(YOUR GOAL) Search the data for the word "Direkt". Reproduce every line where it is found.

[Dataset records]
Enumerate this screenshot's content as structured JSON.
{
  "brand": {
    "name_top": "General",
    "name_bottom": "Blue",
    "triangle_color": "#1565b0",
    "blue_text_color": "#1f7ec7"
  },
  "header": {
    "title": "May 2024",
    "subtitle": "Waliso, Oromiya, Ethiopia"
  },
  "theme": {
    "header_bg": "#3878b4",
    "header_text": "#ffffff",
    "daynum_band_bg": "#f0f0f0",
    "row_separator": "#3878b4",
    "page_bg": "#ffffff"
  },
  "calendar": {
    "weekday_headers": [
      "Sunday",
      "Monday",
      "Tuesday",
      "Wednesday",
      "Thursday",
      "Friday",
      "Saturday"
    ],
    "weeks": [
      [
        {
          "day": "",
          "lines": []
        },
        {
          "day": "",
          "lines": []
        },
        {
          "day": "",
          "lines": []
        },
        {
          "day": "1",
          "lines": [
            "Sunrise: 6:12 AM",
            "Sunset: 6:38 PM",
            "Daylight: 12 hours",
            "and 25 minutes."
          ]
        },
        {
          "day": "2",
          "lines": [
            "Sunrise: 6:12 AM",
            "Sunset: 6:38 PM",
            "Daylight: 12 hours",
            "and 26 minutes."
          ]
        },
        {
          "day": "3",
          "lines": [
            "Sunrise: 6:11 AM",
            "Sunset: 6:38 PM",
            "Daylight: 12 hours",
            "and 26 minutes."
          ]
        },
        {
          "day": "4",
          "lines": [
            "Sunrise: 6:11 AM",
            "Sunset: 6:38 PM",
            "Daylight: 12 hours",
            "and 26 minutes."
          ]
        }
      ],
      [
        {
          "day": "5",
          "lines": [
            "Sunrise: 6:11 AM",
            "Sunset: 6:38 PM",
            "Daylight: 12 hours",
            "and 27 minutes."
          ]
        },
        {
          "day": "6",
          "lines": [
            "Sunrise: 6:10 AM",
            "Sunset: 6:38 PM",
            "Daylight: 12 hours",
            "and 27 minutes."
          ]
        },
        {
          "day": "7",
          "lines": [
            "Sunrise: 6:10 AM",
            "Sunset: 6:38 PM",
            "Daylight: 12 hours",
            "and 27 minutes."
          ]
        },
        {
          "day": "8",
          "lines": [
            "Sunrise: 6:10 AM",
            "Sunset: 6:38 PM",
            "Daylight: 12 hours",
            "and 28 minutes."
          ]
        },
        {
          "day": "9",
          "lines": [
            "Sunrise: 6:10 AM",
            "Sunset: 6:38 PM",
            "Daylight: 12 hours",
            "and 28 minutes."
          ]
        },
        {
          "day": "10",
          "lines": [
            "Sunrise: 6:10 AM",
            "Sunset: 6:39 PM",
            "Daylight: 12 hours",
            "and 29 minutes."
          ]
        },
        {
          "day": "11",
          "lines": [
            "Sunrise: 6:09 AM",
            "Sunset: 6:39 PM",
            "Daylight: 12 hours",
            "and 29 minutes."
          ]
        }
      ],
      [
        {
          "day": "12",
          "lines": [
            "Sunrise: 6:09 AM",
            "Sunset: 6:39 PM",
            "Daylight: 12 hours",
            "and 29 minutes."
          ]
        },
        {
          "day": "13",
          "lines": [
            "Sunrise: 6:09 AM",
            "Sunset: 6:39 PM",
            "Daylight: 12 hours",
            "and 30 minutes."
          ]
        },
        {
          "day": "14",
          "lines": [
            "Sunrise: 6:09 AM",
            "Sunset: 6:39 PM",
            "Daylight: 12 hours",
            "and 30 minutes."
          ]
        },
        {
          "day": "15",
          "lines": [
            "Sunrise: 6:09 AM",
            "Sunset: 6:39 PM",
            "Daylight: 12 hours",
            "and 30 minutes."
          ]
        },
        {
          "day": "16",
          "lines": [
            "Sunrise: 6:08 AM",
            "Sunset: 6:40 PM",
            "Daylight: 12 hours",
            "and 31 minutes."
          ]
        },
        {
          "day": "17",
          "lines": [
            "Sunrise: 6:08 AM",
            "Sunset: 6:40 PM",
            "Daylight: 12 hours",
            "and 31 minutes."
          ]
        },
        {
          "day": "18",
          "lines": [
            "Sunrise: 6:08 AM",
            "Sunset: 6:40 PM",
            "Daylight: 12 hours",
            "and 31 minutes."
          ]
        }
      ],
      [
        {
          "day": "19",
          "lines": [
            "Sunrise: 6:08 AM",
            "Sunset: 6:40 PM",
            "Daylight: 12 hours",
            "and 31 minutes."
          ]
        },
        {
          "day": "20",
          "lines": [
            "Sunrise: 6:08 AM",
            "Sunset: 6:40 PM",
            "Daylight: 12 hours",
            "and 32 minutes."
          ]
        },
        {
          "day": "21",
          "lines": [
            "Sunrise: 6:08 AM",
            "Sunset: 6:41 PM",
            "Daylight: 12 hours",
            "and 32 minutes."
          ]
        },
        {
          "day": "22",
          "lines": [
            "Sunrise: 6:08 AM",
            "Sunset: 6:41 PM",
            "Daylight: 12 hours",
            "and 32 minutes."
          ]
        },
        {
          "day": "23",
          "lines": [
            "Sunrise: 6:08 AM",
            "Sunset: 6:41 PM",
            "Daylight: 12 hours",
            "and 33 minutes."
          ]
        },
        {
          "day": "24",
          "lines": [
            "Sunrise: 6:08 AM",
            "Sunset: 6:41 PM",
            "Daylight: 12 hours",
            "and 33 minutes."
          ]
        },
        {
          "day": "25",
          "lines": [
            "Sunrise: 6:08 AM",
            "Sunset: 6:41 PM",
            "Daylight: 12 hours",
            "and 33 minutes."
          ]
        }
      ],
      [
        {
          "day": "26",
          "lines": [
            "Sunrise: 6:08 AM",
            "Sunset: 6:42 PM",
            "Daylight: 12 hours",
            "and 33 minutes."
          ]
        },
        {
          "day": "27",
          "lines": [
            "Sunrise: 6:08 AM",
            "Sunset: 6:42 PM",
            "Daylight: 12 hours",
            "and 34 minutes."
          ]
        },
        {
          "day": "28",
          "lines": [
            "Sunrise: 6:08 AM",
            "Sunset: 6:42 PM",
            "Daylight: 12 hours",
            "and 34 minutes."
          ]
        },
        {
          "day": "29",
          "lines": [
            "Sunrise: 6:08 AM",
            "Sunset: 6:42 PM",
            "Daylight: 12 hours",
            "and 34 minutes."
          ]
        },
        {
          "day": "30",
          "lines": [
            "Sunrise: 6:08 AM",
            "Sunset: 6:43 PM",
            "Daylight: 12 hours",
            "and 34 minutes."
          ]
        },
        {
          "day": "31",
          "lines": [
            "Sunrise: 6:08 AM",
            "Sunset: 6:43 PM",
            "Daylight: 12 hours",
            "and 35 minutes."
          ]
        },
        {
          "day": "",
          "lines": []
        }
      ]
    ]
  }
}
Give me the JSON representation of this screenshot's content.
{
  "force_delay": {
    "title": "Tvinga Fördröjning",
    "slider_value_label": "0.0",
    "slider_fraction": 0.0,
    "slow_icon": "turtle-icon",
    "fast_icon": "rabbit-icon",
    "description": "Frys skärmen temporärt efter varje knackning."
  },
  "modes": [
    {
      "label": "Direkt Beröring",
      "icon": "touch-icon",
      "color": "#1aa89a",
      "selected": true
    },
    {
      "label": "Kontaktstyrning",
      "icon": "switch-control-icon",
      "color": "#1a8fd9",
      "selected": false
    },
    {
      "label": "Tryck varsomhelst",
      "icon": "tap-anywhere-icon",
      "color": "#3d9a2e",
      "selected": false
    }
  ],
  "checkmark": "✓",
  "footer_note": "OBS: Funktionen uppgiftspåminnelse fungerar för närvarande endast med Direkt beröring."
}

(WORKED ANSWER)
      "label": "Direkt Beröring",
  "footer_note": "OBS: Funktionen uppgiftspåminnelse fungerar för närvarande endast med Direkt beröring."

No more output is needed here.